(Directive)
Isolate every line in the data with the string "title" and copy it.

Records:
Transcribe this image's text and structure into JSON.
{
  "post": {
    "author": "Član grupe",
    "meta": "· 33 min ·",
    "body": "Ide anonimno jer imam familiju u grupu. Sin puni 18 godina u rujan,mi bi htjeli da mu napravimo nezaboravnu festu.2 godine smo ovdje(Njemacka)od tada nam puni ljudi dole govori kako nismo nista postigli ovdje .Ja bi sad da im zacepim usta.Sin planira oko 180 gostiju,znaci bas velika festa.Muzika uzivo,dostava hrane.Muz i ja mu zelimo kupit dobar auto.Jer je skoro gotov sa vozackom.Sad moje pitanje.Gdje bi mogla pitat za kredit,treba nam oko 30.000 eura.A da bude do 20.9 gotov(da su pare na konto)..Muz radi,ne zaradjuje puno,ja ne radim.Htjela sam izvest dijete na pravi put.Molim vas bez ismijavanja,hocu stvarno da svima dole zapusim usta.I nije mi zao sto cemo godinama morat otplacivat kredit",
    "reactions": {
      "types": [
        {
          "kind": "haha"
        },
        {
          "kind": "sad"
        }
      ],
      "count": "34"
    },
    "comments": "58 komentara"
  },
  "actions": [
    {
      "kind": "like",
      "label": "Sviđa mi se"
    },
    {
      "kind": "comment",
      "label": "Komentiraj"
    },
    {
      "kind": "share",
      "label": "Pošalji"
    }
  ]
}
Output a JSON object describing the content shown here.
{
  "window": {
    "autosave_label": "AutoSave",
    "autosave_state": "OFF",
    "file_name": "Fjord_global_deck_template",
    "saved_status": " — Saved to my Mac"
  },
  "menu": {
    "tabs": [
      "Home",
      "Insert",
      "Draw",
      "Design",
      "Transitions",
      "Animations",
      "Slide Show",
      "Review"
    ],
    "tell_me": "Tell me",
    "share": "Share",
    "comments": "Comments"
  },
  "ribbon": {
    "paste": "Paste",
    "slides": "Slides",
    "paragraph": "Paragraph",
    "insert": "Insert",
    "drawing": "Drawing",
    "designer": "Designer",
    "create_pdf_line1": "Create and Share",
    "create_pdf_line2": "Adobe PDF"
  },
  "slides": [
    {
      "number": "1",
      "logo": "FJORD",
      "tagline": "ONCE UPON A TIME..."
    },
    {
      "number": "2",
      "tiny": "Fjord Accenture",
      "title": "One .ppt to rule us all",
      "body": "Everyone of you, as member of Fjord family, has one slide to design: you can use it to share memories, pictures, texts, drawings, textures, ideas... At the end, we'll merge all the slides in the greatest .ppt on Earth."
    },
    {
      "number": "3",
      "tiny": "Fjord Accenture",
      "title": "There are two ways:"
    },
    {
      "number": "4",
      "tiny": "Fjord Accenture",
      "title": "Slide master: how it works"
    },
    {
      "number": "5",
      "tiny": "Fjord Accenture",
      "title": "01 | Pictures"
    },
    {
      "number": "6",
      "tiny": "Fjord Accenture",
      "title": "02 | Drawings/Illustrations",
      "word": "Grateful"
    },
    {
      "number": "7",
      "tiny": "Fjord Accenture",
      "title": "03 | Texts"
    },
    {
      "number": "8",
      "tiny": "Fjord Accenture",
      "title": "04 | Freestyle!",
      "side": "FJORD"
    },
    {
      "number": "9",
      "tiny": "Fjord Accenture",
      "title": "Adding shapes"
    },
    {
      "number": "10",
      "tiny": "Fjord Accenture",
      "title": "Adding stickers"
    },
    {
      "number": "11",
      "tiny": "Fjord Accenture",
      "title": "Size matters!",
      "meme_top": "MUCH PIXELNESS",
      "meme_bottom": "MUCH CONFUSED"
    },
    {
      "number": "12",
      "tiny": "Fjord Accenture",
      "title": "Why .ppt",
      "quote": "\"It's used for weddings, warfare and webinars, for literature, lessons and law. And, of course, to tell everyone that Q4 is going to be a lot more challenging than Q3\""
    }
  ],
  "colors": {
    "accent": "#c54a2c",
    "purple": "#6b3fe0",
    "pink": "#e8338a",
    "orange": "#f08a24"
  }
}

(Response for this exercise)
      "title": "One .ppt to rule us all",
      "title": "There are two ways:"
      "title": "Slide master: how it works"
      "title": "01 | Pictures"
      "title": "02 | Drawings/Illustrations",
      "title": "03 | Texts"
      "title": "04 | Freestyle!",
      "title": "Adding shapes"
      "title": "Adding stickers"
      "title": "Size matters!",
      "title": "Why .ppt",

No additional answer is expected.